- _Job a_:
Extract the entries verbatim, beginning at their first line and stopping after the line that contains "- username-field-wrapper: [186, 232, 440, 262]".

- _Article_:
** begin **
July 27th, 2016, 02:31 PM  #1 
Newbie Joined: Jul 2016 From: New York City Posts: 4 Thanks: 0  I love math, however I am not sure what direction to take
I am now taking an algebra ii course as a college sophomore and I have realized that I have a real passion for math. Math is something used in science, engineering, building, finance, etc and it goes back thousands of years. It seems to be much more elegant, logical and universal than computer science which until now I had planned on pursuing. I dream of tutoring high school and college students and someday teaching in college. So many students drop of school because of math, I feel that a teacher who who understands the beauty of math may make a difference in many young lives. The professor I have now, a wonderful woman from China, has really turned me on to it. I'm now at City College in New York City which has a good math department. I wonder if I should plan on going to Colombia U, right next store, for a masters and doctorate. I wonder if that is realistic. I also wonder how realistic a career in math is altogether. Some people ask me "What are you really going to do with a math degree?" So is this a realistic plan? Thank you. Last edited by sarahwarschun; July 27th, 2016 at 02:34 PM. 
July 27th, 2016, 06:02 PM  #2 
Senior Member Joined: Feb 2016 From: Australia Posts: 1,847 Thanks: 661 Math Focus: Yet to find out. 
When people ask me "What are you going to do with a math degree?", i tell them, "I don't care, i just like math". But yes, it's a realistic plan. Do what you want, what you enjoy, and success will chase you down, regardless of whether or not you desire it. And welcome to the forum!
** end **
Some entries
** begin **
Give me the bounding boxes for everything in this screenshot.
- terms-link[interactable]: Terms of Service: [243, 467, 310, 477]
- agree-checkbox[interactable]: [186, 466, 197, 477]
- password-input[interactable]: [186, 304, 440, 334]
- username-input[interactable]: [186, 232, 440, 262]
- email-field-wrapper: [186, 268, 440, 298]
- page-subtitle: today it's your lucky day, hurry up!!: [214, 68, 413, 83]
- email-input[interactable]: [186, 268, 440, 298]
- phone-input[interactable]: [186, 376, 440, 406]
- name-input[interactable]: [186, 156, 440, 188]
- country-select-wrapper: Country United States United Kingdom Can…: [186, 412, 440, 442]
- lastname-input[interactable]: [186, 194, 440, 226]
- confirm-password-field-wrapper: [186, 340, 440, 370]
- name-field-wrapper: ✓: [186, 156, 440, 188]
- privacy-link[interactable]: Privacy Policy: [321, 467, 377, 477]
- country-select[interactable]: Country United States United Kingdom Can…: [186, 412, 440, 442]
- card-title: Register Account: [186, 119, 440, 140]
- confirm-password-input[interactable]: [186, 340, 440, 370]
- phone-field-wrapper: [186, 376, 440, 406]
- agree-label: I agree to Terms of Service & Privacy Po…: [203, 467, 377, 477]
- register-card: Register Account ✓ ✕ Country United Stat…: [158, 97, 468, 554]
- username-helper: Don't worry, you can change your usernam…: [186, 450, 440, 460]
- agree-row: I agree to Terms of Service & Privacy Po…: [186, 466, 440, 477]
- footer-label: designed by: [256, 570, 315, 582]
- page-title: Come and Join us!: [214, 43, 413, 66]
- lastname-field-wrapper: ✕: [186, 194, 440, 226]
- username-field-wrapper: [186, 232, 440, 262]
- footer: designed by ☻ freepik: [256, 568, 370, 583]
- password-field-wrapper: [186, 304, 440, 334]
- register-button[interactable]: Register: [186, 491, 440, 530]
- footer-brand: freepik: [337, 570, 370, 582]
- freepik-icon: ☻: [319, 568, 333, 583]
** end **
- _Job b_:
Write what comes next in the forum thread about whether a love of math makes a realistic career plan, starting after its last post.

- _Task answer a_:
Give me the bounding boxes for everything in this screenshot.
- terms-link[interactable]: Terms of Service: [243, 467, 310, 477]
- agree-checkbox[interactable]: [186, 466, 197, 477]
- password-input[interactable]: [186, 304, 440, 334]
- username-input[interactable]: [186, 232, 440, 262]
- email-field-wrapper: [186, 268, 440, 298]
- page-subtitle: today it's your lucky day, hurry up!!: [214, 68, 413, 83]
- email-input[interactable]: [186, 268, 440, 298]
- phone-input[interactable]: [186, 376, 440, 406]
- name-input[interactable]: [186, 156, 440, 188]
- country-select-wrapper: Country United States United Kingdom Can…: [186, 412, 440, 442]
- lastname-input[interactable]: [186, 194, 440, 226]
- confirm-password-field-wrapper: [186, 340, 440, 370]
- name-field-wrapper: ✓: [186, 156, 440, 188]
- privacy-link[interactable]: Privacy Policy: [321, 467, 377, 477]
- country-select[interactable]: Country United States United Kingdom Can…: [186, 412, 440, 442]
- card-title: Register Account: [186, 119, 440, 140]
- confirm-password-input[interactable]: [186, 340, 440, 370]
- phone-field-wrapper: [186, 376, 440, 406]
- agree-label: I agree to Terms of Service & Privacy Po…: [203, 467, 377, 477]
- register-card: Register Account ✓ ✕ Country United Stat…: [158, 97, 468, 554]
- username-helper: Don't worry, you can change your usernam…: [186, 450, 440, 460]
- agree-row: I agree to Terms of Service & Privacy Po…: [186, 466, 440, 477]
- footer-label: designed by: [256, 570, 315, 582]
- page-title: Come and Join us!: [214, 43, 413, 66]
- lastname-field-wrapper: ✕: [186, 194, 440, 226]
- username-field-wrapper: [186, 232, 440, 262]

- _Task answer b_:
July 27th, 2016, 07:03 PM  #3  
Senior Member Joined: Dec 2012 From: Hong Kong Posts: 853 Thanks: 311 Math Focus: Stochastic processes, statistical inference, data mining, computational linguistics  Quote:
Have you taken other advanced maths courses before? How do you find stuff like analysis and linear algebra? Quote:
(I would suggest, however, that you continue to major in CS and do a second major in mathematics, or the other way around. Flexibility in career choice is very important and much of CS can be applied in mathematics and vice versa anyway. If you look up the curricula of the 'numerical analysis' course in mathematics and 'scientific computing' course in CS, you'll find that they're almost the same ) Quote:
Quote:
 
July 27th, 2016, 07:43 PM  #4 
Math Team Joined: Dec 2013 From: Colombia Posts: 7,697 Thanks: 2681 Math Focus: Mainly analysis and algebra 
The study of academic subjects is seen in Europe and, I believe, the US as a sign that you can learn to a high level and thus opens doors t (almost) any career that you fancy. Having said that, if you wish to teach, especially in schools, investigate the requirements. Usually in Europe and the US a teaching qualification is required. This doesn't in any way prohibit you studying a masters or PHD but such courses may delay your entry into teaching because you'll need to do the teaching qualification afterwards.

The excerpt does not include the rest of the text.